Records from a data collection:
☆ ☆ ☆ ☆

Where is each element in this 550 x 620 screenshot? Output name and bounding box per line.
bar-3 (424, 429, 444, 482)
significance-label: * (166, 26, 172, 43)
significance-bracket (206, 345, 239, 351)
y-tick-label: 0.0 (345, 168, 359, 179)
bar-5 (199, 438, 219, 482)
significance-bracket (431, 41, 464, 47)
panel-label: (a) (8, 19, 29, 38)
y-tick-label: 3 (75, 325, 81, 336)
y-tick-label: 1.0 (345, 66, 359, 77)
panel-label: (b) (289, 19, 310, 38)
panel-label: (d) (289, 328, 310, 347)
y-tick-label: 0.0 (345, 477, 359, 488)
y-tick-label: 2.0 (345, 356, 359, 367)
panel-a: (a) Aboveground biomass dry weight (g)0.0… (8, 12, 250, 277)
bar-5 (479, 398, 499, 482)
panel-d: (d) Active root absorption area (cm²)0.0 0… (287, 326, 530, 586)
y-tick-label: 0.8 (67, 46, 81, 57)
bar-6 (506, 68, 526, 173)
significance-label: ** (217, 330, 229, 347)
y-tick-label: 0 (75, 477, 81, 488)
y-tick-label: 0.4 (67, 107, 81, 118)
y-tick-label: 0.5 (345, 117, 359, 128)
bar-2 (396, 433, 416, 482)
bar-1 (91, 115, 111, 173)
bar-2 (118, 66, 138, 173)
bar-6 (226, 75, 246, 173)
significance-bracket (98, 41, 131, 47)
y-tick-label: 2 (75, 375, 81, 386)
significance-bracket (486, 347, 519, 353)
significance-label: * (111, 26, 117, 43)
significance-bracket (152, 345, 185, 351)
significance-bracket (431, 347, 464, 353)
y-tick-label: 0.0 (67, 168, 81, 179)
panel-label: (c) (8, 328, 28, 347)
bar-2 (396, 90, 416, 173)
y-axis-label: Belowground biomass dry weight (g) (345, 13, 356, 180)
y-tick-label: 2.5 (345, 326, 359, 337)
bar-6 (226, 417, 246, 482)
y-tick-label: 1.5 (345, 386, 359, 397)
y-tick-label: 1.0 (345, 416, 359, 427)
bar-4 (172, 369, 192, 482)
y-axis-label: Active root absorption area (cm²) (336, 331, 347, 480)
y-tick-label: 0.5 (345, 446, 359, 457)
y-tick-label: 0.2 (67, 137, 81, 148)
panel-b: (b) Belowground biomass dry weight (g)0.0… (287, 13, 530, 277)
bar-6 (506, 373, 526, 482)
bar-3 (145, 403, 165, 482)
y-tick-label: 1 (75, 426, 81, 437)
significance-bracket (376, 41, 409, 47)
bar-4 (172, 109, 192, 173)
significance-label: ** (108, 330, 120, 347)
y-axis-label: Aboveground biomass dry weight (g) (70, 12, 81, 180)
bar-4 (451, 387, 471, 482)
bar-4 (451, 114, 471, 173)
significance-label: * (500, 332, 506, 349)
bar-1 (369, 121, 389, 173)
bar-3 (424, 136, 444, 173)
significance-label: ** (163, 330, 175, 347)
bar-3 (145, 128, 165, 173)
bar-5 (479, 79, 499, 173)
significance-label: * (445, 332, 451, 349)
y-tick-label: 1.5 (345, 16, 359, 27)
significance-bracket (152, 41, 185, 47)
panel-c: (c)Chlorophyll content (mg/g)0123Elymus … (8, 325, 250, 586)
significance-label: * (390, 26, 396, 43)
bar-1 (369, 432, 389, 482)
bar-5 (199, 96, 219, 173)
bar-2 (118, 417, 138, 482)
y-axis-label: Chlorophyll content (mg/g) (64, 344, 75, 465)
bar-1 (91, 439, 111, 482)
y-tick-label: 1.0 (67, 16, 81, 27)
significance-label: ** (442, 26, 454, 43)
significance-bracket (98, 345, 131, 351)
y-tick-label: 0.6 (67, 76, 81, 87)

☆ ☆ ☆ ☆

WORK REQUIRED
Return every line of the items above with no changes.

FULL ANSWER
Where is each element in this 550 x 620 screenshot? Output name and bounding box per line.
bar-3 (424, 429, 444, 482)
significance-label: * (166, 26, 172, 43)
significance-bracket (206, 345, 239, 351)
y-tick-label: 0.0 (345, 168, 359, 179)
bar-5 (199, 438, 219, 482)
significance-bracket (431, 41, 464, 47)
panel-label: (a) (8, 19, 29, 38)
y-tick-label: 3 (75, 325, 81, 336)
y-tick-label: 1.0 (345, 66, 359, 77)
panel-label: (b) (289, 19, 310, 38)
panel-label: (d) (289, 328, 310, 347)
y-tick-label: 0.0 (345, 477, 359, 488)
y-tick-label: 2.0 (345, 356, 359, 367)
panel-a: (a) Aboveground biomass dry weight (g)0.0… (8, 12, 250, 277)
bar-5 (479, 398, 499, 482)
panel-d: (d) Active root absorption area (cm²)0.0 0… (287, 326, 530, 586)
y-tick-label: 0.8 (67, 46, 81, 57)
bar-6 (506, 68, 526, 173)
significance-label: ** (217, 330, 229, 347)
y-tick-label: 0 (75, 477, 81, 488)
y-tick-label: 0.4 (67, 107, 81, 118)
y-tick-label: 0.5 (345, 117, 359, 128)
bar-2 (396, 433, 416, 482)
bar-1 (91, 115, 111, 173)
bar-2 (118, 66, 138, 173)
bar-6 (226, 75, 246, 173)
significance-bracket (98, 41, 131, 47)
y-tick-label: 2 (75, 375, 81, 386)
significance-bracket (486, 347, 519, 353)
significance-label: * (111, 26, 117, 43)
significance-bracket (152, 345, 185, 351)
significance-bracket (431, 347, 464, 353)
y-tick-label: 0.0 (67, 168, 81, 179)
panel-label: (c) (8, 328, 28, 347)
bar-2 (396, 90, 416, 173)
y-axis-label: Belowground biomass dry weight (g) (345, 13, 356, 180)
y-tick-label: 2.5 (345, 326, 359, 337)
bar-6 (226, 417, 246, 482)
y-tick-label: 1.5 (345, 386, 359, 397)
y-tick-label: 1.0 (345, 416, 359, 427)
bar-4 (172, 369, 192, 482)
y-axis-label: Active root absorption area (cm²) (336, 331, 347, 480)
y-tick-label: 0.5 (345, 446, 359, 457)
y-tick-label: 0.2 (67, 137, 81, 148)
panel-b: (b) Belowground biomass dry weight (g)0.0… (287, 13, 530, 277)
bar-6 (506, 373, 526, 482)
bar-3 (145, 403, 165, 482)
y-tick-label: 1 (75, 426, 81, 437)
significance-bracket (376, 41, 409, 47)
bar-4 (172, 109, 192, 173)
significance-label: ** (108, 330, 120, 347)
y-axis-label: Aboveground biomass dry weight (g) (70, 12, 81, 180)
bar-4 (451, 387, 471, 482)
bar-4 (451, 114, 471, 173)
significance-label: * (500, 332, 506, 349)
bar-1 (369, 121, 389, 173)
bar-3 (424, 136, 444, 173)
significance-label: ** (163, 330, 175, 347)
bar-3 (145, 128, 165, 173)
bar-5 (479, 79, 499, 173)
significance-label: * (445, 332, 451, 349)
y-tick-label: 1.5 (345, 16, 359, 27)
significance-bracket (152, 41, 185, 47)
panel-c: (c)Chlorophyll content (mg/g)0123Elymus … (8, 325, 250, 586)
significance-label: * (390, 26, 396, 43)
bar-1 (369, 432, 389, 482)
bar-5 (199, 96, 219, 173)
bar-2 (118, 417, 138, 482)
y-axis-label: Chlorophyll content (mg/g) (64, 344, 75, 465)
bar-1 (91, 439, 111, 482)
y-tick-label: 1.0 (67, 16, 81, 27)
significance-label: ** (442, 26, 454, 43)
significance-bracket (98, 345, 131, 351)
y-tick-label: 0.6 (67, 76, 81, 87)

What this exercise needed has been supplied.